Reproduce the data exactly.

## RECORD EXCERPTS
.....

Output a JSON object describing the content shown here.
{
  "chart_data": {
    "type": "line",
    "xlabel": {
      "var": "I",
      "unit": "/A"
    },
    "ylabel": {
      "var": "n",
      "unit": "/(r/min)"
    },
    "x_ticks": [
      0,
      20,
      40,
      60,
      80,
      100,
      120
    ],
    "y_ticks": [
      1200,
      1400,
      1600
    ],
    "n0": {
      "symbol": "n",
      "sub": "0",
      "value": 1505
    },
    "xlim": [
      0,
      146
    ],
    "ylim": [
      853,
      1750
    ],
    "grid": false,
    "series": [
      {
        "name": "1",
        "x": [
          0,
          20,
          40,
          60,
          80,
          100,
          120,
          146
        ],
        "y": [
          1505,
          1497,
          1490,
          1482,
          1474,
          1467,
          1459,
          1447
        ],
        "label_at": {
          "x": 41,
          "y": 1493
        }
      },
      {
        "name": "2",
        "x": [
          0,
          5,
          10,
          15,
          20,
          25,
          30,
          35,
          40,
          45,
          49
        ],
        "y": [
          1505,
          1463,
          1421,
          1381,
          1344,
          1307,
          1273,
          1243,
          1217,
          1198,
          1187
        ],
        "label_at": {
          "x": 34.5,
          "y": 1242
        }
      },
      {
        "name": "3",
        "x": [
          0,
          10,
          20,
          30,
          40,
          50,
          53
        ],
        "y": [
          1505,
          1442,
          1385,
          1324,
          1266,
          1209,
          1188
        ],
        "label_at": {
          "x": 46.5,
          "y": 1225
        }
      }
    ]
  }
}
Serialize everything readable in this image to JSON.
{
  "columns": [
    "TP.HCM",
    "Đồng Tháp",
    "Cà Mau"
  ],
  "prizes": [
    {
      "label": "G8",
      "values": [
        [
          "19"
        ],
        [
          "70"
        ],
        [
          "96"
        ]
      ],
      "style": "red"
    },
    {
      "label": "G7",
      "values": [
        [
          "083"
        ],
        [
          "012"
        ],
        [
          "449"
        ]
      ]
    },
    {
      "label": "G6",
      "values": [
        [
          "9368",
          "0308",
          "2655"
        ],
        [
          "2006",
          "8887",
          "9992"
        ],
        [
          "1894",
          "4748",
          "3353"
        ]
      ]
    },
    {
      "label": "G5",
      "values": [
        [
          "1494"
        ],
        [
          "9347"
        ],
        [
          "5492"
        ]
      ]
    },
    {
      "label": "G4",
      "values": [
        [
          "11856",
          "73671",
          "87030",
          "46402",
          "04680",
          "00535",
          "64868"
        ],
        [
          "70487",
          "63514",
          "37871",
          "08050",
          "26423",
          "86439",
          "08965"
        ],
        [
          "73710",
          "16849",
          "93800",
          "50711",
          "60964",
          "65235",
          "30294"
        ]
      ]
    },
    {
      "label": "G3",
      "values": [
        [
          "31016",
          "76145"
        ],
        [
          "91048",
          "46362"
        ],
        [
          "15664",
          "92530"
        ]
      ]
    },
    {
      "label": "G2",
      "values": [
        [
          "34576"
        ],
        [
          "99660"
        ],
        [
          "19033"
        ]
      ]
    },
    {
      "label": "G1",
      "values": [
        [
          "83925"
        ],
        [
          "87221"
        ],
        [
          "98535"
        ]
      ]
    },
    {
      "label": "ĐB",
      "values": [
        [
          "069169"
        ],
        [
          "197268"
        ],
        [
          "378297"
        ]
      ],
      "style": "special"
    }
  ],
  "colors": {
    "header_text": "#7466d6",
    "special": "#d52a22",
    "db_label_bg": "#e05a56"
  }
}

.....

## OUTPUT BELOW
Output a JSON object describing the content shown here.
{
  "chart_data": {
    "type": "line",
    "xlabel": {
      "var": "I",
      "unit": "/A"
    },
    "ylabel": {
      "var": "n",
      "unit": "/(r/min)"
    },
    "x_ticks": [
      0,
      20,
      40,
      60,
      80,
      100,
      120
    ],
    "y_ticks": [
      1200,
      1400,
      1600
    ],
    "n0": {
      "symbol": "n",
      "sub": "0",
      "value": 1505
    },
    "xlim": [
      0,
      146
    ],
    "ylim": [
      853,
      1750
    ],
    "grid": false,
    "series": [
      {
        "name": "1",
        "x": [
          0,
          20,
          40,
          60,
          80,
          100,
          120,
          146
        ],
        "y": [
          1505,
          1497,
          1490,
          1482,
          1474,
          1467,
          1459,
          1447
        ],
        "label_at": {
          "x": 41,
          "y": 1493
        }
      },
      {
        "name": "2",
        "x": [
          0,
          5,
          10,
          15,
          20,
          25,
          30,
          35,
          40,
          45,
          49
        ],
        "y": [
          1505,
          1463,
          1421,
          1381,
          1344,
          1307,
          1273,
          1243,
          1217,
          1198,
          1187
        ],
        "label_at": {
          "x": 34.5,
          "y": 1242
        }
      },
      {
        "name": "3",
        "x": [
          0,
          10,
          20,
          30,
          40,
          50,
          53
        ],
        "y": [
          1505,
          1442,
          1385,
          1324,
          1266,
          1209,
          1188
        ],
        "label_at": {
          "x": 46.5,
          "y": 1225
        }
      }
    ]
  }
}
Serialize everything readable in this image to JSON.
{
  "columns": [
    "TP.HCM",
    "Đồng Tháp",
    "Cà Mau"
  ],
  "prizes": [
    {
      "label": "G8",
      "values": [
        [
          "19"
        ],
        [
          "70"
        ],
        [
          "96"
        ]
      ],
      "style": "red"
    },
    {
      "label": "G7",
      "values": [
        [
          "083"
        ],
        [
          "012"
        ],
        [
          "449"
        ]
      ]
    },
    {
      "label": "G6",
      "values": [
        [
          "9368",
          "0308",
          "2655"
        ],
        [
          "2006",
          "8887",
          "9992"
        ],
        [
          "1894",
          "4748",
          "3353"
        ]
      ]
    },
    {
      "label": "G5",
      "values": [
        [
          "1494"
        ],
        [
          "9347"
        ],
        [
          "5492"
        ]
      ]
    },
    {
      "label": "G4",
      "values": [
        [
          "11856",
          "73671",
          "87030",
          "46402",
          "04680",
          "00535",
          "64868"
        ],
        [
          "70487",
          "63514",
          "37871",
          "08050",
          "26423",
          "86439",
          "08965"
        ],
        [
          "73710",
          "16849",
          "93800",
          "50711",
          "60964",
          "65235",
          "30294"
        ]
      ]
    },
    {
      "label": "G3",
      "values": [
        [
          "31016",
          "76145"
        ],
        [
          "91048",
          "46362"
        ],
        [
          "15664",
          "92530"
        ]
      ]
    },
    {
      "label": "G2",
      "values": [
        [
          "34576"
        ],
        [
          "99660"
        ],
        [
          "19033"
        ]
      ]
    },
    {
      "label": "G1",
      "values": [
        [
          "83925"
        ],
        [
          "87221"
        ],
        [
          "98535"
        ]
      ]
    },
    {
      "label": "ĐB",
      "values": [
        [
          "069169"
        ],
        [
          "197268"
        ],
        [
          "378297"
        ]
      ],
      "style": "special"
    }
  ],
  "colors": {
    "header_text": "#7466d6",
    "special": "#d52a22",
    "db_label_bg": "#e05a56"
  }
}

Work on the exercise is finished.